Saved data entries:
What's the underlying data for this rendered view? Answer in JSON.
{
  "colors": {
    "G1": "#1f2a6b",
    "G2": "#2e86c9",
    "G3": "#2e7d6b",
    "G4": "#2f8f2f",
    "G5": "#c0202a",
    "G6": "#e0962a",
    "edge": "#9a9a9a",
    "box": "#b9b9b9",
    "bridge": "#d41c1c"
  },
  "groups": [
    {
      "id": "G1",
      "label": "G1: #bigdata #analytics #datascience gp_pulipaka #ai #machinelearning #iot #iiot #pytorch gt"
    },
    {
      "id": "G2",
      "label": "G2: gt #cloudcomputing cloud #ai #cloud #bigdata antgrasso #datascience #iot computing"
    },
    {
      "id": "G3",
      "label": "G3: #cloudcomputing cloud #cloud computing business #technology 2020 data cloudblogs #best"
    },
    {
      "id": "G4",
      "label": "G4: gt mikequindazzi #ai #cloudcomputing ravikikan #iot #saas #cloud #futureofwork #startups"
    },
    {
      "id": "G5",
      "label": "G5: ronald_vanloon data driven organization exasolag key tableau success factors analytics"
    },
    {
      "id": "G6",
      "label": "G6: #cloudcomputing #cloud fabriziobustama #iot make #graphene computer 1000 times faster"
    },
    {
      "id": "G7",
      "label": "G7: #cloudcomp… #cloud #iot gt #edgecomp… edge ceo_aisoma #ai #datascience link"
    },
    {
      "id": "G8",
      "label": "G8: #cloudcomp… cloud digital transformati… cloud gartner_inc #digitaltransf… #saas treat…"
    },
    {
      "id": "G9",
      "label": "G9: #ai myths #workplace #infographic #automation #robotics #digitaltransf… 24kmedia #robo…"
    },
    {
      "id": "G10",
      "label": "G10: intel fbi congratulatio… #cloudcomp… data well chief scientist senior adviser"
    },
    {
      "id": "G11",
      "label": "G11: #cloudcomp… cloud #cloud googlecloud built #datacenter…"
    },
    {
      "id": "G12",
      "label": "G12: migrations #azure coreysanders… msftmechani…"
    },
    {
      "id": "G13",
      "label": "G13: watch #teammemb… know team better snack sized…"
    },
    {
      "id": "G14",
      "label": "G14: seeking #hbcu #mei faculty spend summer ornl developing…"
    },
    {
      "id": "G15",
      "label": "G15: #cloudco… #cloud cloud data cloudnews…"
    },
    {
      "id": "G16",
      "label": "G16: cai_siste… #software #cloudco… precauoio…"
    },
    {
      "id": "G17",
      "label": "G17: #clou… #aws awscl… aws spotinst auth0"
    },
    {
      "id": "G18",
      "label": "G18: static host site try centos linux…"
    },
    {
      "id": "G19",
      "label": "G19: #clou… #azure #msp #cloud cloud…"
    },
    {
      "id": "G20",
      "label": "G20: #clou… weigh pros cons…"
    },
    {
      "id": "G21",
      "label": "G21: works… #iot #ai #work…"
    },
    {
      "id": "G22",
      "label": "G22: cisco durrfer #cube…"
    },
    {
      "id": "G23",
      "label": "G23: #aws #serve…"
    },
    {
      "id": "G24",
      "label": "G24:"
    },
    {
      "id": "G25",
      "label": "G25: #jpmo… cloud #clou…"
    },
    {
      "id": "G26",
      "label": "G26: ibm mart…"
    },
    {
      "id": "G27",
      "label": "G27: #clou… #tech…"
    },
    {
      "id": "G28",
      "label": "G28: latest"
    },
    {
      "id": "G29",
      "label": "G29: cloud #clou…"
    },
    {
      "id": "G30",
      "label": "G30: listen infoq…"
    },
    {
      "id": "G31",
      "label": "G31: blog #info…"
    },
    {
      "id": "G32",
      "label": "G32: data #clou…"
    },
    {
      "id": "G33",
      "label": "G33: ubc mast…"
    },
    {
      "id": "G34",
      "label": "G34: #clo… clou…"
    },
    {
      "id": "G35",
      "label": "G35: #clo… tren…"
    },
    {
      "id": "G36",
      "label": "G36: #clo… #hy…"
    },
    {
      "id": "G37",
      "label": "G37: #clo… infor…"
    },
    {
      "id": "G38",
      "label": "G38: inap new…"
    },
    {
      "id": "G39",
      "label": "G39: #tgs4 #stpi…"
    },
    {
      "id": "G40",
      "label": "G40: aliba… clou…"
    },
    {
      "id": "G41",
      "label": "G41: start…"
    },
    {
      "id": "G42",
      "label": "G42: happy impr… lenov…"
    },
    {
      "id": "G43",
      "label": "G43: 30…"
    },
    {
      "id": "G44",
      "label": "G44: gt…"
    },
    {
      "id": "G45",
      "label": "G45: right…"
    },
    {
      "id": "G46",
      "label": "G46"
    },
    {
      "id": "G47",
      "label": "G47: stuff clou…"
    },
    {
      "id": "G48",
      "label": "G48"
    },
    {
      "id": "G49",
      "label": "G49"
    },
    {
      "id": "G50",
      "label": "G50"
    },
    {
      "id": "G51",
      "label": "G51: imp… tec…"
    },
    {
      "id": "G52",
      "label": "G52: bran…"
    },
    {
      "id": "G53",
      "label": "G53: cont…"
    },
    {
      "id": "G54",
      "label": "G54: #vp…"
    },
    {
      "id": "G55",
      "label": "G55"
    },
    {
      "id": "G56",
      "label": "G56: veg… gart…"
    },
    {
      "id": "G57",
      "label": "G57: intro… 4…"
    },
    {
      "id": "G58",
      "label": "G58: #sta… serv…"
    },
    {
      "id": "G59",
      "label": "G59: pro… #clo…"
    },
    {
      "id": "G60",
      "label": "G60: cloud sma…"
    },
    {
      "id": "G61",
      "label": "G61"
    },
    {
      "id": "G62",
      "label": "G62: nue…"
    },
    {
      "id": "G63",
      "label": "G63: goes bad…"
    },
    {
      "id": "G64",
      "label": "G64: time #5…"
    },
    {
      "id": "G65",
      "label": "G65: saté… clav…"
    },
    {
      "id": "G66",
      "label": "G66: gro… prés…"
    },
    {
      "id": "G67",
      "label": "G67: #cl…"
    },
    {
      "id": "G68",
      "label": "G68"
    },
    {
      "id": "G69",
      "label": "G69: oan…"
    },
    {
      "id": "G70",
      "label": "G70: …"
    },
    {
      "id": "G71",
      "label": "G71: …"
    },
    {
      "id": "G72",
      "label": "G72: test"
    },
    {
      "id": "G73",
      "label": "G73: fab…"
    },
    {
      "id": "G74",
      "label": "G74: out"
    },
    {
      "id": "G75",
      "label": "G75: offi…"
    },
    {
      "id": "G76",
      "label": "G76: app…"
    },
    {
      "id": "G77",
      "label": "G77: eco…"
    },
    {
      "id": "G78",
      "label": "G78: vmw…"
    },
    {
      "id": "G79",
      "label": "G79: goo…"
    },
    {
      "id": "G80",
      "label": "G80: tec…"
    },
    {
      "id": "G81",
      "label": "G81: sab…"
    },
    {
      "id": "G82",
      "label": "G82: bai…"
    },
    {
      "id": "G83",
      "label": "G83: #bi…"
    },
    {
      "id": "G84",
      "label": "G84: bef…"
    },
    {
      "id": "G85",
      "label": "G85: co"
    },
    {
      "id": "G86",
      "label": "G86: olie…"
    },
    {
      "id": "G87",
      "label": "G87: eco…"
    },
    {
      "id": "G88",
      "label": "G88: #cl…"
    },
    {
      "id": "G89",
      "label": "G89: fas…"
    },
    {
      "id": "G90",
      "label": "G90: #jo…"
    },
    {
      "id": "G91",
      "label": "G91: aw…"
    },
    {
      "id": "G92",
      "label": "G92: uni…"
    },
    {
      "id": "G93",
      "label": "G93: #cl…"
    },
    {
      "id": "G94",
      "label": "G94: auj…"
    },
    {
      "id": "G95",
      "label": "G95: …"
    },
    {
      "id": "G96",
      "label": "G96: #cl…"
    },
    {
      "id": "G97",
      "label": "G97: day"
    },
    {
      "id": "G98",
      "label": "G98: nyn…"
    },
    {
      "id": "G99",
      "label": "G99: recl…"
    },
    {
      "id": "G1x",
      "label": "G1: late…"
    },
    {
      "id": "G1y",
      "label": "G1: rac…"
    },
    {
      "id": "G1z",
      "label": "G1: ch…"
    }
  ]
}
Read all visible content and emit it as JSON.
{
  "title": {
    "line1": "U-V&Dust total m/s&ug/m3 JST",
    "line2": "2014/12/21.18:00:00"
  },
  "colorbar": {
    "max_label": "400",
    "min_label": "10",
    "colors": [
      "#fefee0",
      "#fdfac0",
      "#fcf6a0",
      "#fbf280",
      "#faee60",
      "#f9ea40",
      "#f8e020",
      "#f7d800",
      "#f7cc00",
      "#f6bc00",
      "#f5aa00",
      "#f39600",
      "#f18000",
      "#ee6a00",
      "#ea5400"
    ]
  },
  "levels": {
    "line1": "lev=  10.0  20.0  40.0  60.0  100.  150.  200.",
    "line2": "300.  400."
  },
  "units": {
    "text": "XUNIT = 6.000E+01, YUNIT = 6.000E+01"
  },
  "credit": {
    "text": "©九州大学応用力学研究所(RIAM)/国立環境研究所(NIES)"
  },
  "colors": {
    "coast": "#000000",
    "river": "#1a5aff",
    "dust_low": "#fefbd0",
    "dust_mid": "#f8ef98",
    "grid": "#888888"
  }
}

- [Task description]
Starting at the line that contains "Read all visible content and emit it as JSON.", copy each line exactly through the end of the listing above. Include that first line and the last one, and add nothing.

- [Completed exercise]
Read all visible content and emit it as JSON.
{
  "title": {
    "line1": "U-V&Dust total m/s&ug/m3 JST",
    "line2": "2014/12/21.18:00:00"
  },
  "colorbar": {
    "max_label": "400",
    "min_label": "10",
    "colors": [
      "#fefee0",
      "#fdfac0",
      "#fcf6a0",
      "#fbf280",
      "#faee60",
      "#f9ea40",
      "#f8e020",
      "#f7d800",
      "#f7cc00",
      "#f6bc00",
      "#f5aa00",
      "#f39600",
      "#f18000",
      "#ee6a00",
      "#ea5400"
    ]
  },
  "levels": {
    "line1": "lev=  10.0  20.0  40.0  60.0  100.  150.  200.",
    "line2": "300.  400."
  },
  "units": {
    "text": "XUNIT = 6.000E+01, YUNIT = 6.000E+01"
  },
  "credit": {
    "text": "©九州大学応用力学研究所(RIAM)/国立環境研究所(NIES)"
  },
  "colors": {
    "coast": "#000000",
    "river": "#1a5aff",
    "dust_low": "#fefbd0",
    "dust_mid": "#f8ef98",
    "grid": "#888888"
  }
}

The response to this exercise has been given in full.